▸ **Task directions**: Retype every entry in its entirety, without alteration.

▸ **Extracted information**:

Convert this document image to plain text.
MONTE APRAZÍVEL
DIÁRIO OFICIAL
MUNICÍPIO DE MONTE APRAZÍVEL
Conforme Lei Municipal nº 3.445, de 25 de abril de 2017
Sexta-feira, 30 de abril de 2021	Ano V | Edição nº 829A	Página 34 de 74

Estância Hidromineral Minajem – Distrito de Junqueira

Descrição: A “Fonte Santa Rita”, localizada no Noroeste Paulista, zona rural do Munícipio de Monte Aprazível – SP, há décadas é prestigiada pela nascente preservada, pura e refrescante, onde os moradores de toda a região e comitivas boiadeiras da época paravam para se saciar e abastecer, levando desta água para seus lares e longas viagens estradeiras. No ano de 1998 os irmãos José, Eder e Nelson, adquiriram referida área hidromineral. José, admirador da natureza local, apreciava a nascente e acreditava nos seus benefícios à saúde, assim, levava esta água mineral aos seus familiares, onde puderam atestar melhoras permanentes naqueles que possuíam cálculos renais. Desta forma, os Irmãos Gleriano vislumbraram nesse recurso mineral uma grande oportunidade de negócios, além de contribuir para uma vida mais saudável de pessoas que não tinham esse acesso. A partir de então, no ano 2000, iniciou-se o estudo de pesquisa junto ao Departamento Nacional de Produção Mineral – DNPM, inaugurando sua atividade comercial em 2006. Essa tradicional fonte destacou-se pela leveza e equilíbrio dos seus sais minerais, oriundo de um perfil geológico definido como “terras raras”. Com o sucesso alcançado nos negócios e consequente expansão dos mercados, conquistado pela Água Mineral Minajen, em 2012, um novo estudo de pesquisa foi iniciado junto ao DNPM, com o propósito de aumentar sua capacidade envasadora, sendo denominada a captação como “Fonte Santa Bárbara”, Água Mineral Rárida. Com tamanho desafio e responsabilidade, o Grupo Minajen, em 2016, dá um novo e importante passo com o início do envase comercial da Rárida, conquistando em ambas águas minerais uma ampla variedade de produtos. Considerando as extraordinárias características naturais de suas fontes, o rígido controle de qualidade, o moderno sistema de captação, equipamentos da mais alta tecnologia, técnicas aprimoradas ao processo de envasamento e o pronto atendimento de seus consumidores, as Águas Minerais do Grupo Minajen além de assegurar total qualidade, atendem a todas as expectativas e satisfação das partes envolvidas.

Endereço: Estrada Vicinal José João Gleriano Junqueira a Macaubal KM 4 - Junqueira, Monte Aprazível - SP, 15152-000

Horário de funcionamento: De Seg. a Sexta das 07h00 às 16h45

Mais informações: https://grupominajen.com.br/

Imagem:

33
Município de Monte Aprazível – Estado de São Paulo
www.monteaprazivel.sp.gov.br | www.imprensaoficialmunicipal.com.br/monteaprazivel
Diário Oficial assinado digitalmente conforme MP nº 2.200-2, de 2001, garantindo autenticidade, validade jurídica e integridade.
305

▸ **Exercise answer**:
Convert this document image to plain text.
MONTE APRAZÍVEL
DIÁRIO OFICIAL
MUNICÍPIO DE MONTE APRAZÍVEL
Conforme Lei Municipal nº 3.445, de 25 de abril de 2017
Sexta-feira, 30 de abril de 2021	Ano V | Edição nº 829A	Página 34 de 74

Estância Hidromineral Minajem – Distrito de Junqueira

Descrição: A “Fonte Santa Rita”, localizada no Noroeste Paulista, zona rural do Munícipio de Monte Aprazível – SP, há décadas é prestigiada pela nascente preservada, pura e refrescante, onde os moradores de toda a região e comitivas boiadeiras da época paravam para se saciar e abastecer, levando desta água para seus lares e longas viagens estradeiras. No ano de 1998 os irmãos José, Eder e Nelson, adquiriram referida área hidromineral. José, admirador da natureza local, apreciava a nascente e acreditava nos seus benefícios à saúde, assim, levava esta água mineral aos seus familiares, onde puderam atestar melhoras permanentes naqueles que possuíam cálculos renais. Desta forma, os Irmãos Gleriano vislumbraram nesse recurso mineral uma grande oportunidade de negócios, além de contribuir para uma vida mais saudável de pessoas que não tinham esse acesso. A partir de então, no ano 2000, iniciou-se o estudo de pesquisa junto ao Departamento Nacional de Produção Mineral – DNPM, inaugurando sua atividade comercial em 2006. Essa tradicional fonte destacou-se pela leveza e equilíbrio dos seus sais minerais, oriundo de um perfil geológico definido como “terras raras”. Com o sucesso alcançado nos negócios e consequente expansão dos mercados, conquistado pela Água Mineral Minajen, em 2012, um novo estudo de pesquisa foi iniciado junto ao DNPM, com o propósito de aumentar sua capacidade envasadora, sendo denominada a captação como “Fonte Santa Bárbara”, Água Mineral Rárida. Com tamanho desafio e responsabilidade, o Grupo Minajen, em 2016, dá um novo e importante passo com o início do envase comercial da Rárida, conquistando em ambas águas minerais uma ampla variedade de produtos. Considerando as extraordinárias características naturais de suas fontes, o rígido controle de qualidade, o moderno sistema de captação, equipamentos da mais alta tecnologia, técnicas aprimoradas ao processo de envasamento e o pronto atendimento de seus consumidores, as Águas Minerais do Grupo Minajen além de assegurar total qualidade, atendem a todas as expectativas e satisfação das partes envolvidas.

Endereço: Estrada Vicinal José João Gleriano Junqueira a Macaubal KM 4 - Junqueira, Monte Aprazível - SP, 15152-000

Horário de funcionamento: De Seg. a Sexta das 07h00 às 16h45

Mais informações: https://grupominajen.com.br/

Imagem:

33
Município de Monte Aprazível – Estado de São Paulo
www.monteaprazivel.sp.gov.br | www.imprensaoficialmunicipal.com.br/monteaprazivel
Diário Oficial assinado digitalmente conforme MP nº 2.200-2, de 2001, garantindo autenticidade, validade jurídica e integridade.
305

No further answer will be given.